(begin)

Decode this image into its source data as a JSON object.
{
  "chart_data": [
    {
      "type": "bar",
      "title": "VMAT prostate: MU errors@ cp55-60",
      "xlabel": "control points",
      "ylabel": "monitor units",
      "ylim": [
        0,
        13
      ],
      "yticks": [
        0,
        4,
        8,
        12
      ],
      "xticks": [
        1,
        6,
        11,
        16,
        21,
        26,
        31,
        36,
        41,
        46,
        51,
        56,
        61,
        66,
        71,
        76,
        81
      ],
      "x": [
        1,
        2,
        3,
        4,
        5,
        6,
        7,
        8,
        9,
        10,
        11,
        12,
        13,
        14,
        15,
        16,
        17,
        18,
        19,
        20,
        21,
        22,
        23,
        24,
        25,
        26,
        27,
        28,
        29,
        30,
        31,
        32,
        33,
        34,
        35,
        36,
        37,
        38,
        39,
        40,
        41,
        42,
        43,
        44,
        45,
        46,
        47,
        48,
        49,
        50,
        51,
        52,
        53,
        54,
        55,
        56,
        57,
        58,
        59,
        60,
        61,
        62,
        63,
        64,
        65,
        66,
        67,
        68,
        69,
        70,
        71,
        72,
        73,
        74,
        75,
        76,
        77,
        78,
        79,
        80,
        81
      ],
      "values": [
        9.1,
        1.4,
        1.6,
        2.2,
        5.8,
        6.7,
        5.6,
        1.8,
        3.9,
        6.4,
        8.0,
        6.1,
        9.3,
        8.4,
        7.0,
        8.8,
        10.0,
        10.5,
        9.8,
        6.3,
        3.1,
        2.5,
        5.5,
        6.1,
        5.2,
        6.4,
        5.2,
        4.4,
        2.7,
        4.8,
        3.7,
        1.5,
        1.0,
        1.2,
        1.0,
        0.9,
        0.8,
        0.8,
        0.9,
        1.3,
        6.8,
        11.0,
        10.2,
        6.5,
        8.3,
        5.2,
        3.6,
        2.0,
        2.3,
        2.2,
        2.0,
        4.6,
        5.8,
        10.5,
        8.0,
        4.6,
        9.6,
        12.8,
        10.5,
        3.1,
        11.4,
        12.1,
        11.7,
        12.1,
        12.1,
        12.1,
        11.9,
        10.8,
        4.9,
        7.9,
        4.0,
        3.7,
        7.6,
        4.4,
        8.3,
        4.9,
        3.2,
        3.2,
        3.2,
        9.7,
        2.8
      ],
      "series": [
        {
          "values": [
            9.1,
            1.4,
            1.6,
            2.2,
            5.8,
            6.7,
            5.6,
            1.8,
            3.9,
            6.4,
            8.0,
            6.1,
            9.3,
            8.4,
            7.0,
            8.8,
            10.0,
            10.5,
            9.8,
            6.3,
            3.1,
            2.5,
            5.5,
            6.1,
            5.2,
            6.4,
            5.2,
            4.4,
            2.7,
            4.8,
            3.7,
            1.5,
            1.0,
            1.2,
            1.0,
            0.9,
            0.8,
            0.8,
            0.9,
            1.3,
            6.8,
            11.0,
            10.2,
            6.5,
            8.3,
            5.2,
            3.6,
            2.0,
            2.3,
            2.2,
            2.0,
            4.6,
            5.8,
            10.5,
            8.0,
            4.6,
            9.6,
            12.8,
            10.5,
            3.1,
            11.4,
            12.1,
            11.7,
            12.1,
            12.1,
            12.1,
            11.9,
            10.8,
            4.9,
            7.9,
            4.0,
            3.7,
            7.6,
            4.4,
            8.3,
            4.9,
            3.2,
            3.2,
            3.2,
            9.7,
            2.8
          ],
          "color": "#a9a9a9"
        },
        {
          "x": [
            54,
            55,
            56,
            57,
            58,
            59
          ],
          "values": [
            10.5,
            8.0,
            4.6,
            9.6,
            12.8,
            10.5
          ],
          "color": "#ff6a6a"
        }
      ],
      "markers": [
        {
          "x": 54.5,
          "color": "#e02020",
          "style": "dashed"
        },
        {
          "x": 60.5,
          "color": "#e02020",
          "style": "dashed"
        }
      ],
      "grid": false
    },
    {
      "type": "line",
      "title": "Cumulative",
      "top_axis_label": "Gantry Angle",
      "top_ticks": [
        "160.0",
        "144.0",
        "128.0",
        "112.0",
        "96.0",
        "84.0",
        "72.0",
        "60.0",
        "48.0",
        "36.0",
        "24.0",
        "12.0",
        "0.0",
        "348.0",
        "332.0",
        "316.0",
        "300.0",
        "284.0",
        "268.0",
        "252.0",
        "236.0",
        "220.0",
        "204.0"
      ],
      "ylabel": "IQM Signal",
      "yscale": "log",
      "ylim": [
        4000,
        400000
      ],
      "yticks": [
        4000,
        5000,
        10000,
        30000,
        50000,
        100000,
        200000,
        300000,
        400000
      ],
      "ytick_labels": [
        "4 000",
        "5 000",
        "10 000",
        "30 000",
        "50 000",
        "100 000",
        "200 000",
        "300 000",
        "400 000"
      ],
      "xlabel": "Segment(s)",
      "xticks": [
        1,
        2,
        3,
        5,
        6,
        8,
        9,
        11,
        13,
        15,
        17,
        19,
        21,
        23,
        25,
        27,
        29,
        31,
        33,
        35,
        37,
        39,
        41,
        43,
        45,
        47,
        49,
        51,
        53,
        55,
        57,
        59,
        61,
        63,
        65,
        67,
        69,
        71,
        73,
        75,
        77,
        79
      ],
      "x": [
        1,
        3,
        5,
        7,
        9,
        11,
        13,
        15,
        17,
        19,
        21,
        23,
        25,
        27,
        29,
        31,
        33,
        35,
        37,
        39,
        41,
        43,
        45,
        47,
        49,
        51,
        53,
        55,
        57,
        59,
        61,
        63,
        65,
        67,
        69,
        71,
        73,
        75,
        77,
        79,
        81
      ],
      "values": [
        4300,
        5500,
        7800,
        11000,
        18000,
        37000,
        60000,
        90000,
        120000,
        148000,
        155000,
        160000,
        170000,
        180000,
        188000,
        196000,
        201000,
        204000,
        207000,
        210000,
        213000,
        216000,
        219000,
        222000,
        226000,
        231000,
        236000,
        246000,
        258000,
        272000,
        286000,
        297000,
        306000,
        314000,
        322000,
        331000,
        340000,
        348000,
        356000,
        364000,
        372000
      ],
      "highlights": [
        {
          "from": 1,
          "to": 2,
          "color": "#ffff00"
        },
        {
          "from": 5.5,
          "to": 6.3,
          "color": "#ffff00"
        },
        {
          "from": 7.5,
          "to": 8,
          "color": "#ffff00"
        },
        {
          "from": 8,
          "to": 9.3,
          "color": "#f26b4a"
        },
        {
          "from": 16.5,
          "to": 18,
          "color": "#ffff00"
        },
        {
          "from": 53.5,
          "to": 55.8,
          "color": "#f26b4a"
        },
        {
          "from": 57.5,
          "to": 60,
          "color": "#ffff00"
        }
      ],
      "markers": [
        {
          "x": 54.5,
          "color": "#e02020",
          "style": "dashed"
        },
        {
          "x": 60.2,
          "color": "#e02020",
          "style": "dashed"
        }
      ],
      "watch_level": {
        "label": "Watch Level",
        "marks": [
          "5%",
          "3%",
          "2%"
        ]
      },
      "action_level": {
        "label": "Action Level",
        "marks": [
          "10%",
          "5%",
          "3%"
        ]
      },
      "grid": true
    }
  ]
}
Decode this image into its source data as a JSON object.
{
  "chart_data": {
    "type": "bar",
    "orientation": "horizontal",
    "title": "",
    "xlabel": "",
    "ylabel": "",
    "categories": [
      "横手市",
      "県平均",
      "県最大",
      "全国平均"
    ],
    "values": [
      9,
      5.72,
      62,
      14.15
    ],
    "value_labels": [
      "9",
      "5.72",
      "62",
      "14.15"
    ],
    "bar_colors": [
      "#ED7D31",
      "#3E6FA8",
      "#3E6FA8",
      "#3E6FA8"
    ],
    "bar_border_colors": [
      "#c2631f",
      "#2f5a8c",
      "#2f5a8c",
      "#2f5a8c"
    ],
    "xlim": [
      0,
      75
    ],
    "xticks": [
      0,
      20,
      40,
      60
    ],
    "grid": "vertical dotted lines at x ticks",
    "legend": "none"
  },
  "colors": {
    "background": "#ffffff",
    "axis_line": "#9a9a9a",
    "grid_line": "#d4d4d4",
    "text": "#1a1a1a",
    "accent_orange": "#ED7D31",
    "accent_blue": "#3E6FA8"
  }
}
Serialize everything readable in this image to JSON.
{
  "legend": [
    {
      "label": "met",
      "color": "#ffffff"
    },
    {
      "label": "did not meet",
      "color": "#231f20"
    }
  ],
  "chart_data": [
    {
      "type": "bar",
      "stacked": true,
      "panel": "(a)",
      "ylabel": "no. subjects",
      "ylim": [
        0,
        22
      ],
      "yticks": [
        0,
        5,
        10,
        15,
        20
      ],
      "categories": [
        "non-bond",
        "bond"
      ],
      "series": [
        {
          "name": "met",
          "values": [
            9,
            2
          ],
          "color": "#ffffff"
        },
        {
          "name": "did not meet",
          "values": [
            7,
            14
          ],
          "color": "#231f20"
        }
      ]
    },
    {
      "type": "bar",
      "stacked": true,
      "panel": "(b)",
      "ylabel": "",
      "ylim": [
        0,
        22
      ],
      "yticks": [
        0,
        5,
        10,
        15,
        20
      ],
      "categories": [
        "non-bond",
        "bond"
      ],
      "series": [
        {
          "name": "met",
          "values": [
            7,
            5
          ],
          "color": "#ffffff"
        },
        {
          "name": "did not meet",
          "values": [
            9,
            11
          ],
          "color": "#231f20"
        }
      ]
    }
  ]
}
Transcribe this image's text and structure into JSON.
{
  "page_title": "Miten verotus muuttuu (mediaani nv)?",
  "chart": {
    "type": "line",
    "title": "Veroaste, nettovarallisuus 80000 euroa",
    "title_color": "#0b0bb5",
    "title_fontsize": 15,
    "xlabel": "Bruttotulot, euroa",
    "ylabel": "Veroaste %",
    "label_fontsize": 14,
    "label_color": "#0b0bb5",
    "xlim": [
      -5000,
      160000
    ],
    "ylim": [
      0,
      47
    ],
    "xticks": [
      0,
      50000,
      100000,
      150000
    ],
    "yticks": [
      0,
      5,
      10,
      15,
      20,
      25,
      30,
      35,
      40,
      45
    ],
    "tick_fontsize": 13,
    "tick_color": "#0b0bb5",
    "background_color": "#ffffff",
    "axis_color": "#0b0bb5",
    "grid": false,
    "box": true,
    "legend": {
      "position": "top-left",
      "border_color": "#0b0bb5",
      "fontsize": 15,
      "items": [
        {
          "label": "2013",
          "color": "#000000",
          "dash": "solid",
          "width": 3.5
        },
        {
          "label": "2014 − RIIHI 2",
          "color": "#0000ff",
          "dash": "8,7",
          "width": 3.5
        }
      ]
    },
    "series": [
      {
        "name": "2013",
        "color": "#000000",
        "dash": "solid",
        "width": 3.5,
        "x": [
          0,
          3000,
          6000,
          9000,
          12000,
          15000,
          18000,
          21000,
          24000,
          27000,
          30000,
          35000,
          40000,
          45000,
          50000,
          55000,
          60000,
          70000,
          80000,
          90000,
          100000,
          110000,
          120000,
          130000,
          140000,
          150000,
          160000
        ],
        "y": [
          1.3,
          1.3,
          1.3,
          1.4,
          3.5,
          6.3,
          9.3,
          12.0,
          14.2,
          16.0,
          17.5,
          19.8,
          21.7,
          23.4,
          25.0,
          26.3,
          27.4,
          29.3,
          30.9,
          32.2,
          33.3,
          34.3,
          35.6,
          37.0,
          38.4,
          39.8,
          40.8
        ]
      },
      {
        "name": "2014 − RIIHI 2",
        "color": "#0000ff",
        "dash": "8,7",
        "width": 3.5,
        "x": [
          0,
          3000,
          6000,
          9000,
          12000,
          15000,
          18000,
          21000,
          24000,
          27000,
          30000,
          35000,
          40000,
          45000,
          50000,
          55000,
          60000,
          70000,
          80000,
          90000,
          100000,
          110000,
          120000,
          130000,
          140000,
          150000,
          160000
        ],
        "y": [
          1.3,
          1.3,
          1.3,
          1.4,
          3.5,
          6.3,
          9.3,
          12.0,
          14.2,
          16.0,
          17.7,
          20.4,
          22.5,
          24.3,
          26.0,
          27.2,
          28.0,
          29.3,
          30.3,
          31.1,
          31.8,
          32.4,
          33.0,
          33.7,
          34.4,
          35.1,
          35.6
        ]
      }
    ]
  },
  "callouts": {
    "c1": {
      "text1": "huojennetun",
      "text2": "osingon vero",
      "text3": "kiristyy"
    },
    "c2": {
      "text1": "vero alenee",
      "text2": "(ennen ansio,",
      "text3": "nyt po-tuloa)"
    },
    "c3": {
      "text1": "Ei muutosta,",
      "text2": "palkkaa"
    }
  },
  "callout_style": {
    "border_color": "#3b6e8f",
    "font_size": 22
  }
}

(end)

▶ What to produce
Looking at the data above, show all lines where the word "ffffff" occurs.

▶ Problem solution
    "background": "#ffffff",
      "color": "#ffffff"
          "color": "#ffffff"
          "color": "#ffffff"
    "background_color": "#ffffff",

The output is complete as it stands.